All records should be reproduced verbatim.
--- begin ---
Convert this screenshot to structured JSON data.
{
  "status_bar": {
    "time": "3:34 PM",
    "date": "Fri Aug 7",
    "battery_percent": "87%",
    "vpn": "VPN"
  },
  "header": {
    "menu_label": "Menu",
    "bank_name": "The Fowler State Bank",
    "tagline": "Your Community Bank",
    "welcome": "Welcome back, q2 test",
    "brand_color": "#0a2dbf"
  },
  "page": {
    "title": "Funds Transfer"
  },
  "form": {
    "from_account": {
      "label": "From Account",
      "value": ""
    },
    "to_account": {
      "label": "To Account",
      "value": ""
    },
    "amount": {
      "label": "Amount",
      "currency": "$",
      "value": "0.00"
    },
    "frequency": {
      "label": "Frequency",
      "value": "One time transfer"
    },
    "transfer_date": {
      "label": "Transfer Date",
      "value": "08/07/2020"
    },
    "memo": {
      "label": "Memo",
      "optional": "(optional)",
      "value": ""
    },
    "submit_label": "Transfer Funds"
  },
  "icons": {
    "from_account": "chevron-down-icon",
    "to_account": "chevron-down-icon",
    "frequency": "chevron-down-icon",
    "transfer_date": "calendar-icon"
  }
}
--- end ---
▶ _SOLUTION_
Convert this screenshot to structured JSON data.
{
  "status_bar": {
    "time": "3:34 PM",
    "date": "Fri Aug 7",
    "battery_percent": "87%",
    "vpn": "VPN"
  },
  "header": {
    "menu_label": "Menu",
    "bank_name": "The Fowler State Bank",
    "tagline": "Your Community Bank",
    "welcome": "Welcome back, q2 test",
    "brand_color": "#0a2dbf"
  },
  "page": {
    "title": "Funds Transfer"
  },
  "form": {
    "from_account": {
      "label": "From Account",
      "value": ""
    },
    "to_account": {
      "label": "To Account",
      "value": ""
    },
    "amount": {
      "label": "Amount",
      "currency": "$",
      "value": "0.00"
    },
    "frequency": {
      "label": "Frequency",
      "value": "One time transfer"
    },
    "transfer_date": {
      "label": "Transfer Date",
      "value": "08/07/2020"
    },
    "memo": {
      "label": "Memo",
      "optional": "(optional)",
      "value": ""
    },
    "submit_label": "Transfer Funds"
  },
  "icons": {
    "from_account": "chevron-down-icon",
    "to_account": "chevron-down-icon",
    "frequency": "chevron-down-icon",
    "transfer_date": "calendar-icon"
  }
}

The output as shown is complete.